» **Written exercise**
Edit the listing starting at its first line and ending at the line containing "bar-hs2-enhancer xyxy=(120,511,141,517)", and reproduce those lines with "y-tick-label" replaced by "ytick-label" and everything else unchanged.

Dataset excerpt
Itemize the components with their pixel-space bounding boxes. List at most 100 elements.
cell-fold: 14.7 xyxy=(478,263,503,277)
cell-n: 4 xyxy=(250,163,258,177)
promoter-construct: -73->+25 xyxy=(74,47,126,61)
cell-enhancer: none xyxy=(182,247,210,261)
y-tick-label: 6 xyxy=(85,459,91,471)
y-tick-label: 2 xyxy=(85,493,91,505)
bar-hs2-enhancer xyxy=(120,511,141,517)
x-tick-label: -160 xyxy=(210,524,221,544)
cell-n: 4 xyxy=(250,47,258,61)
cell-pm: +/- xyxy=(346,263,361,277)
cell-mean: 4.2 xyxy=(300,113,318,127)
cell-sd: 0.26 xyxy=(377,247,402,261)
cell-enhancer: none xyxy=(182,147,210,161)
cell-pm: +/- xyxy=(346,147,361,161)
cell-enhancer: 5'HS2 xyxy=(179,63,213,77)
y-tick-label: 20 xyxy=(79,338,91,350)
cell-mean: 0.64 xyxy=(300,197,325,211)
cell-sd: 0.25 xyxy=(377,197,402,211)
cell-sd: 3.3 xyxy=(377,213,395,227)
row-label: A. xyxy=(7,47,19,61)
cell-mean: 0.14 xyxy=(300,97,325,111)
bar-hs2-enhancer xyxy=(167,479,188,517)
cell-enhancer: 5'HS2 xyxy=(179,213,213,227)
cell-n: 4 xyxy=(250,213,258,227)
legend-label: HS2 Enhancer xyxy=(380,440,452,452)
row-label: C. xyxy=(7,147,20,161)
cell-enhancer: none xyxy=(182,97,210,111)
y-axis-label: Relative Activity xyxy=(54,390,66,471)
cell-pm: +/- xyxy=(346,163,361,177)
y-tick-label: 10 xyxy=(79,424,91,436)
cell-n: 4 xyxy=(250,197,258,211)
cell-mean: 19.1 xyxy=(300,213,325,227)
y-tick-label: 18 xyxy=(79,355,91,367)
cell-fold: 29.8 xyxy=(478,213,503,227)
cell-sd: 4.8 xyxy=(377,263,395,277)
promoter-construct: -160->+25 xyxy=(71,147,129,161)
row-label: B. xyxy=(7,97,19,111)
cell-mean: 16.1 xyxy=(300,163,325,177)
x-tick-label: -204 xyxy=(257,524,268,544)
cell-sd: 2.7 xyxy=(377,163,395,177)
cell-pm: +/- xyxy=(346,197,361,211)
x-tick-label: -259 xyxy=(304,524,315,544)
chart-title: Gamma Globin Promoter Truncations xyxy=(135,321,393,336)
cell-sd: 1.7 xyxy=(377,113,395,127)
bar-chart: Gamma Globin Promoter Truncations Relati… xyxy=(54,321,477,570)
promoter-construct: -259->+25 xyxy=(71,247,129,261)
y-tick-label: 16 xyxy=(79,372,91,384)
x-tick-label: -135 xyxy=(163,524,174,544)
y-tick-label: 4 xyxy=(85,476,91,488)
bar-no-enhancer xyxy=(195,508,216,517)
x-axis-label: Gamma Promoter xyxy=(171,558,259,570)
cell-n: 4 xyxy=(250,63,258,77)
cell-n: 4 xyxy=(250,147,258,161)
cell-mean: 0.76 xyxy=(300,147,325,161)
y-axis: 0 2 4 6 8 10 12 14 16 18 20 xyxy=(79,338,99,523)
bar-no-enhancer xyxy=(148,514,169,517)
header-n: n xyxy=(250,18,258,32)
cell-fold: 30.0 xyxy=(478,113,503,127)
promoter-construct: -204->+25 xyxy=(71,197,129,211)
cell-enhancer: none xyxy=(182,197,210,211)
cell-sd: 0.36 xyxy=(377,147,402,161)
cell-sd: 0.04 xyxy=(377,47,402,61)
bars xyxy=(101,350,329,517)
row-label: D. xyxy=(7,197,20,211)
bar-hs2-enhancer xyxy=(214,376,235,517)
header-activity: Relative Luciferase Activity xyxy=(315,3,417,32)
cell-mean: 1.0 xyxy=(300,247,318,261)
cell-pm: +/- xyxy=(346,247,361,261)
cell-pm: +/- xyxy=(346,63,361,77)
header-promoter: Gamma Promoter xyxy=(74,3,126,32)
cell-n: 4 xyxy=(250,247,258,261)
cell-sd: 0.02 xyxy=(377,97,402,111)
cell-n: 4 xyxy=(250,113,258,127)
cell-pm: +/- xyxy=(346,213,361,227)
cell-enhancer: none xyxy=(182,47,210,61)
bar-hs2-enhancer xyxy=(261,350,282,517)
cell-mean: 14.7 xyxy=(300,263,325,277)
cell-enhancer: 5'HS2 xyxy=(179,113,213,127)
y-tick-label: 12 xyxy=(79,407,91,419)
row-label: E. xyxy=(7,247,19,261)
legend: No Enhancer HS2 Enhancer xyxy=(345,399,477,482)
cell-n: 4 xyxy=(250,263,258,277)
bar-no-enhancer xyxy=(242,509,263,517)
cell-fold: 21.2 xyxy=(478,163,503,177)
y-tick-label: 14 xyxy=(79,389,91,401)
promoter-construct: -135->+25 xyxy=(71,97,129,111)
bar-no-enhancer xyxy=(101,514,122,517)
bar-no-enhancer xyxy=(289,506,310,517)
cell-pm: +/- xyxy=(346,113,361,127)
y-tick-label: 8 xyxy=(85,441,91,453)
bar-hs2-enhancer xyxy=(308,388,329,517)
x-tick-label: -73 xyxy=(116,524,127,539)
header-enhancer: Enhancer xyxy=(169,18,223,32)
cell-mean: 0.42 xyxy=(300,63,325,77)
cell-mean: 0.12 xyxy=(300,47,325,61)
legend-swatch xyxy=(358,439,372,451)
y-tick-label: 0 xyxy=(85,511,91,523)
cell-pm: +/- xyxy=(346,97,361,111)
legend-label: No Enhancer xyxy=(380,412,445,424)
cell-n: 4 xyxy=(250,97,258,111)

» **The result**
Itemize the components with their pixel-space bounding boxes. List at most 100 elements.
cell-fold: 14.7 xyxy=(478,263,503,277)
cell-n: 4 xyxy=(250,163,258,177)
promoter-construct: -73->+25 xyxy=(74,47,126,61)
cell-enhancer: none xyxy=(182,247,210,261)
ytick-label: 6 xyxy=(85,459,91,471)
ytick-label: 2 xyxy=(85,493,91,505)
bar-hs2-enhancer xyxy=(120,511,141,517)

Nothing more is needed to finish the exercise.